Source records
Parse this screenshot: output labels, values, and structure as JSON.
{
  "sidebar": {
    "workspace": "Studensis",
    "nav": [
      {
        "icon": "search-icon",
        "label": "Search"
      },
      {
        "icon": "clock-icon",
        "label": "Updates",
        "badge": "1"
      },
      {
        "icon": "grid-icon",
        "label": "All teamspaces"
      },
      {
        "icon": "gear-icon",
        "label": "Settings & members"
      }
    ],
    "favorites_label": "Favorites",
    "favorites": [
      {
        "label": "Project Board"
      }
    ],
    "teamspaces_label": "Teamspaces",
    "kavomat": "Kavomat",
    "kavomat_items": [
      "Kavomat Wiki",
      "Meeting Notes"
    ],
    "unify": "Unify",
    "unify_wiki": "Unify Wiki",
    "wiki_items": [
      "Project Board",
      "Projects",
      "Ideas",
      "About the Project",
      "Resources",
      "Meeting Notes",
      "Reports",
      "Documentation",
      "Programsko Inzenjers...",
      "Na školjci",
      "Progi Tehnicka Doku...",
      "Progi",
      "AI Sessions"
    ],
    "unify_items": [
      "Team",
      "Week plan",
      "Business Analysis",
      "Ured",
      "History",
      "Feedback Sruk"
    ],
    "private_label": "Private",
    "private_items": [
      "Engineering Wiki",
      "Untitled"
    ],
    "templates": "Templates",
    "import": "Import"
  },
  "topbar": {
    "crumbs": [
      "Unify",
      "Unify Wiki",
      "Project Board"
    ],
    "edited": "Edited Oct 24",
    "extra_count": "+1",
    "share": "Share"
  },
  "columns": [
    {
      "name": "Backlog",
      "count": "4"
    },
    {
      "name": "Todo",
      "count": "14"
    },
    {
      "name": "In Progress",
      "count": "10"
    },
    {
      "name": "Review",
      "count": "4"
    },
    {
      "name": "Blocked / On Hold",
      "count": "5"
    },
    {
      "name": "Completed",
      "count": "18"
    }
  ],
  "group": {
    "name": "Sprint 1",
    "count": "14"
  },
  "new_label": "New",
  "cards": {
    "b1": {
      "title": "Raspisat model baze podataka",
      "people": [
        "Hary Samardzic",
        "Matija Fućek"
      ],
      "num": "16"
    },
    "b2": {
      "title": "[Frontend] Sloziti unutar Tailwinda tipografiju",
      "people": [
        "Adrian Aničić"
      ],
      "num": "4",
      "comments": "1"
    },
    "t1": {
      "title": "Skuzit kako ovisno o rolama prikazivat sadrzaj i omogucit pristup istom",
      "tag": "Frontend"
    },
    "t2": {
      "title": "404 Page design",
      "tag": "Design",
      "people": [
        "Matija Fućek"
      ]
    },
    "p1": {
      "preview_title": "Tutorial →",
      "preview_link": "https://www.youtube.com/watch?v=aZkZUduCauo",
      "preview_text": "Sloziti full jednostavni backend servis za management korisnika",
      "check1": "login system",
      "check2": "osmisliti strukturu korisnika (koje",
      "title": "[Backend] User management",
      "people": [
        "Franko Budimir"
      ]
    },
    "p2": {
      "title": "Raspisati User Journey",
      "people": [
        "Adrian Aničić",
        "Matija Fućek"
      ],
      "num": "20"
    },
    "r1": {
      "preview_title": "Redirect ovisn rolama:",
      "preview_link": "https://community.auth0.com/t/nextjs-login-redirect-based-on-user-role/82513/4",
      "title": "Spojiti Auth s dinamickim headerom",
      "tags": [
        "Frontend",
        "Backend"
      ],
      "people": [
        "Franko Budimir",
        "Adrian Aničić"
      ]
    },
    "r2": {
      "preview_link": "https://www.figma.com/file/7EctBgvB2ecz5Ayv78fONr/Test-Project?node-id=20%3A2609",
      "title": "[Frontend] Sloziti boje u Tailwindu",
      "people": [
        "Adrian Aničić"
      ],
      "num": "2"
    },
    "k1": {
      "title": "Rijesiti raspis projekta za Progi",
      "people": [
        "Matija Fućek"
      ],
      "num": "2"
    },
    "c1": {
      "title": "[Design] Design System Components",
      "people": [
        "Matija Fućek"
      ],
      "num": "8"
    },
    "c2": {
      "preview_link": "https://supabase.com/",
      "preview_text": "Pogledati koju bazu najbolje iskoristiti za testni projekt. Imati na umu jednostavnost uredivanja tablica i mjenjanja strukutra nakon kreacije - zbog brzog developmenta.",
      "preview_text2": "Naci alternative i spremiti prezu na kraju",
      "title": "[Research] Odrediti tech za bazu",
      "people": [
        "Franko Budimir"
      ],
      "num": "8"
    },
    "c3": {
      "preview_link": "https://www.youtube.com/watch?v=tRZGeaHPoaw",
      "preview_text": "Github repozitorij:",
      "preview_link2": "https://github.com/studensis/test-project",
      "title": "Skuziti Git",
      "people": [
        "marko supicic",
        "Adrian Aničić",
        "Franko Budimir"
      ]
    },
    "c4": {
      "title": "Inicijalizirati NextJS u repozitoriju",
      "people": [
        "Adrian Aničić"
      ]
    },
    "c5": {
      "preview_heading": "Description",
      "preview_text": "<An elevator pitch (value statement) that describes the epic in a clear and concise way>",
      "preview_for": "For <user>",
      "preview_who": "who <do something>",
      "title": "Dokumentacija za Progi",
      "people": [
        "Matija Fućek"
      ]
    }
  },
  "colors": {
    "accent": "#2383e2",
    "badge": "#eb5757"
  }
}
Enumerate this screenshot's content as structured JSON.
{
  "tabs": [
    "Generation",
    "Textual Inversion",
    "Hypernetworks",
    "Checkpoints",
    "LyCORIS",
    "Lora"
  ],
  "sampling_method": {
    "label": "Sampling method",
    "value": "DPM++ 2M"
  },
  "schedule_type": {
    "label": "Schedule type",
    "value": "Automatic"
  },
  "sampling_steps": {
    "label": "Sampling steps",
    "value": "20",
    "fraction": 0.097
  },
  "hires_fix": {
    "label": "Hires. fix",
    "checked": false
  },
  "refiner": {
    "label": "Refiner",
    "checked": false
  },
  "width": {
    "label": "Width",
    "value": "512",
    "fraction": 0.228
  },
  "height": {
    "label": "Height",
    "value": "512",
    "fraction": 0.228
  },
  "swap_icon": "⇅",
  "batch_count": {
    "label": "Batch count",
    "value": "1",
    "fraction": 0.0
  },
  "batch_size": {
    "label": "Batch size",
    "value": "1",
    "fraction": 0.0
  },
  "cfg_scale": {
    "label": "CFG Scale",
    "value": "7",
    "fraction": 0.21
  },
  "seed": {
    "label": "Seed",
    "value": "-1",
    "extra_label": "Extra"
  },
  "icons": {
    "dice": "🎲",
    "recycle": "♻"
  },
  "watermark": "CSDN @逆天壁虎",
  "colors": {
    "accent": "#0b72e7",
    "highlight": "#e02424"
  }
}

> [WORK REQUIRED]: Print all of the entries exactly as they are written.

> [EXERCISE RESPONSE]:
Parse this screenshot: output labels, values, and structure as JSON.
{
  "sidebar": {
    "workspace": "Studensis",
    "nav": [
      {
        "icon": "search-icon",
        "label": "Search"
      },
      {
        "icon": "clock-icon",
        "label": "Updates",
        "badge": "1"
      },
      {
        "icon": "grid-icon",
        "label": "All teamspaces"
      },
      {
        "icon": "gear-icon",
        "label": "Settings & members"
      }
    ],
    "favorites_label": "Favorites",
    "favorites": [
      {
        "label": "Project Board"
      }
    ],
    "teamspaces_label": "Teamspaces",
    "kavomat": "Kavomat",
    "kavomat_items": [
      "Kavomat Wiki",
      "Meeting Notes"
    ],
    "unify": "Unify",
    "unify_wiki": "Unify Wiki",
    "wiki_items": [
      "Project Board",
      "Projects",
      "Ideas",
      "About the Project",
      "Resources",
      "Meeting Notes",
      "Reports",
      "Documentation",
      "Programsko Inzenjers...",
      "Na školjci",
      "Progi Tehnicka Doku...",
      "Progi",
      "AI Sessions"
    ],
    "unify_items": [
      "Team",
      "Week plan",
      "Business Analysis",
      "Ured",
      "History",
      "Feedback Sruk"
    ],
    "private_label": "Private",
    "private_items": [
      "Engineering Wiki",
      "Untitled"
    ],
    "templates": "Templates",
    "import": "Import"
  },
  "topbar": {
    "crumbs": [
      "Unify",
      "Unify Wiki",
      "Project Board"
    ],
    "edited": "Edited Oct 24",
    "extra_count": "+1",
    "share": "Share"
  },
  "columns": [
    {
      "name": "Backlog",
      "count": "4"
    },
    {
      "name": "Todo",
      "count": "14"
    },
    {
      "name": "In Progress",
      "count": "10"
    },
    {
      "name": "Review",
      "count": "4"
    },
    {
      "name": "Blocked / On Hold",
      "count": "5"
    },
    {
      "name": "Completed",
      "count": "18"
    }
  ],
  "group": {
    "name": "Sprint 1",
    "count": "14"
  },
  "new_label": "New",
  "cards": {
    "b1": {
      "title": "Raspisat model baze podataka",
      "people": [
        "Hary Samardzic",
        "Matija Fućek"
      ],
      "num": "16"
    },
    "b2": {
      "title": "[Frontend] Sloziti unutar Tailwinda tipografiju",
      "people": [
        "Adrian Aničić"
      ],
      "num": "4",
      "comments": "1"
    },
    "t1": {
      "title": "Skuzit kako ovisno o rolama prikazivat sadrzaj i omogucit pristup istom",
      "tag": "Frontend"
    },
    "t2": {
      "title": "404 Page design",
      "tag": "Design",
      "people": [
        "Matija Fućek"
      ]
    },
    "p1": {
      "preview_title": "Tutorial →",
      "preview_link": "https://www.youtube.com/watch?v=aZkZUduCauo",
      "preview_text": "Sloziti full jednostavni backend servis za management korisnika",
      "check1": "login system",
      "check2": "osmisliti strukturu korisnika (koje",
      "title": "[Backend] User management",
      "people": [
        "Franko Budimir"
      ]
    },
    "p2": {
      "title": "Raspisati User Journey",
      "people": [
        "Adrian Aničić",
        "Matija Fućek"
      ],
      "num": "20"
    },
    "r1": {
      "preview_title": "Redirect ovisn rolama:",
      "preview_link": "https://community.auth0.com/t/nextjs-login-redirect-based-on-user-role/82513/4",
      "title": "Spojiti Auth s dinamickim headerom",
      "tags": [
        "Frontend",
        "Backend"
      ],
      "people": [
        "Franko Budimir",
        "Adrian Aničić"
      ]
    },
    "r2": {
      "preview_link": "https://www.figma.com/file/7EctBgvB2ecz5Ayv78fONr/Test-Project?node-id=20%3A2609",
      "title": "[Frontend] Sloziti boje u Tailwindu",
      "people": [
        "Adrian Aničić"
      ],
      "num": "2"
    },
    "k1": {
      "title": "Rijesiti raspis projekta za Progi",
      "people": [
        "Matija Fućek"
      ],
      "num": "2"
    },
    "c1": {
      "title": "[Design] Design System Components",
      "people": [
        "Matija Fućek"
      ],
      "num": "8"
    },
    "c2": {
      "preview_link": "https://supabase.com/",
      "preview_text": "Pogledati koju bazu najbolje iskoristiti za testni projekt. Imati na umu jednostavnost uredivanja tablica i mjenjanja strukutra nakon kreacije - zbog brzog developmenta.",
      "preview_text2": "Naci alternative i spremiti prezu na kraju",
      "title": "[Research] Odrediti tech za bazu",
      "people": [
        "Franko Budimir"
      ],
      "num": "8"
    },
    "c3": {
      "preview_link": "https://www.youtube.com/watch?v=tRZGeaHPoaw",
      "preview_text": "Github repozitorij:",
      "preview_link2": "https://github.com/studensis/test-project",
      "title": "Skuziti Git",
      "people": [
        "marko supicic",
        "Adrian Aničić",
        "Franko Budimir"
      ]
    },
    "c4": {
      "title": "Inicijalizirati NextJS u repozitoriju",
      "people": [
        "Adrian Aničić"
      ]
    },
    "c5": {
      "preview_heading": "Description",
      "preview_text": "<An elevator pitch (value statement) that describes the epic in a clear and concise way>",
      "preview_for": "For <user>",
      "preview_who": "who <do something>",
      "title": "Dokumentacija za Progi",
      "people": [
        "Matija Fućek"
      ]
    }
  },
  "colors": {
    "accent": "#2383e2",
    "badge": "#eb5757"
  }
}
Enumerate this screenshot's content as structured JSON.
{
  "tabs": [
    "Generation",
    "Textual Inversion",
    "Hypernetworks",
    "Checkpoints",
    "LyCORIS",
    "Lora"
  ],
  "sampling_method": {
    "label": "Sampling method",
    "value": "DPM++ 2M"
  },
  "schedule_type": {
    "label": "Schedule type",
    "value": "Automatic"
  },
  "sampling_steps": {
    "label": "Sampling steps",
    "value": "20",
    "fraction": 0.097
  },
  "hires_fix": {
    "label": "Hires. fix",
    "checked": false
  },
  "refiner": {
    "label": "Refiner",
    "checked": false
  },
  "width": {
    "label": "Width",
    "value": "512",
    "fraction": 0.228
  },
  "height": {
    "label": "Height",
    "value": "512",
    "fraction": 0.228
  },
  "swap_icon": "⇅",
  "batch_count": {
    "label": "Batch count",
    "value": "1",
    "fraction": 0.0
  },
  "batch_size": {
    "label": "Batch size",
    "value": "1",
    "fraction": 0.0
  },
  "cfg_scale": {
    "label": "CFG Scale",
    "value": "7",
    "fraction": 0.21
  },
  "seed": {
    "label": "Seed",
    "value": "-1",
    "extra_label": "Extra"
  },
  "icons": {
    "dice": "🎲",
    "recycle": "♻"
  },
  "watermark": "CSDN @逆天壁虎",
  "colors": {
    "accent": "#0b72e7",
    "highlight": "#e02424"
  }
}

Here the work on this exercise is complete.